**Work required**
State how many lines of the entries hold the string "title", and nothing more.

**Data**
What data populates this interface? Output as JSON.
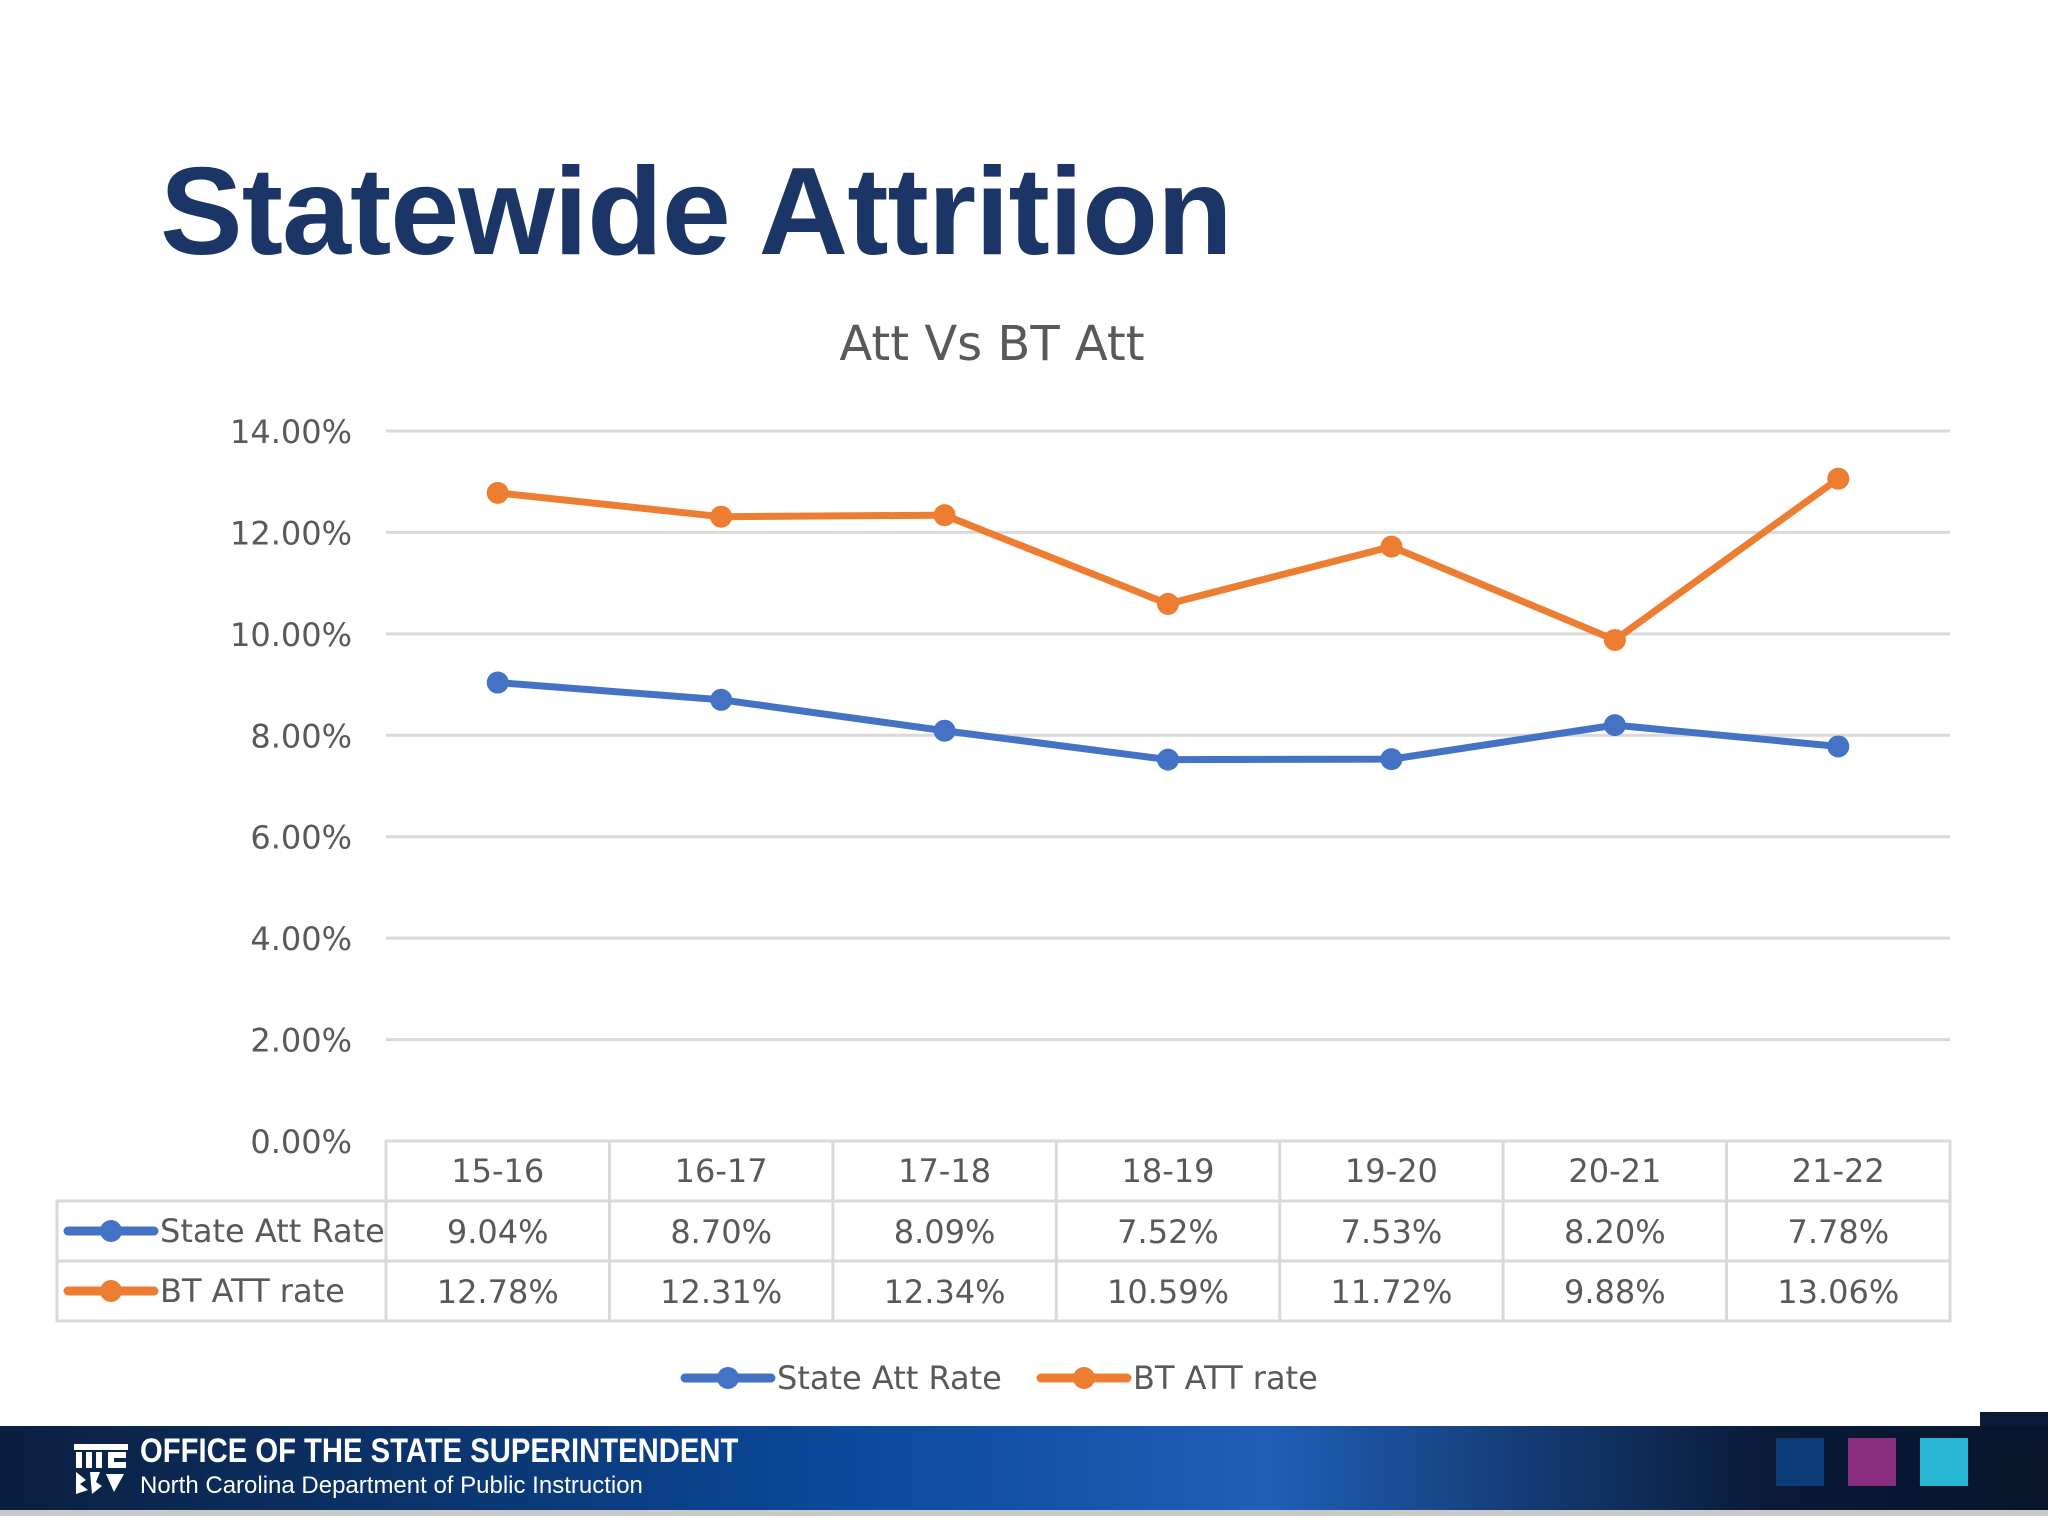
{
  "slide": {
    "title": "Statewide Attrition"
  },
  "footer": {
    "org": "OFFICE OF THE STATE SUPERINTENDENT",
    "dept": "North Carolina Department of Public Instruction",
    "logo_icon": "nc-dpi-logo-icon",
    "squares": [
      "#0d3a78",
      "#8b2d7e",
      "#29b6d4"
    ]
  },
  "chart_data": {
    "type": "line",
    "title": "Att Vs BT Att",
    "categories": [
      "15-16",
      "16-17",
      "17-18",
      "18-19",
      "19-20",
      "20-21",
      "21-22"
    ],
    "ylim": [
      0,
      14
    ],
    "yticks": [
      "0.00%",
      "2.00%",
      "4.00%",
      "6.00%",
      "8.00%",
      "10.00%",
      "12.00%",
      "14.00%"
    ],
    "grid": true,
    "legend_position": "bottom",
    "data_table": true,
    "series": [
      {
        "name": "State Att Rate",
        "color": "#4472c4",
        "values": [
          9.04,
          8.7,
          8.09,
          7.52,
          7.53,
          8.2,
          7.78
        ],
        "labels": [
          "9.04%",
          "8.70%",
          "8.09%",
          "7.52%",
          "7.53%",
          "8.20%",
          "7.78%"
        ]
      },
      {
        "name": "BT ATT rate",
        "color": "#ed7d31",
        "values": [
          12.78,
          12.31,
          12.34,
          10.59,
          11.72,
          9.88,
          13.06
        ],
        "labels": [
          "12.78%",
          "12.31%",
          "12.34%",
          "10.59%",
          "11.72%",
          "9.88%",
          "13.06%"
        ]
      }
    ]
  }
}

**Expected answer**
2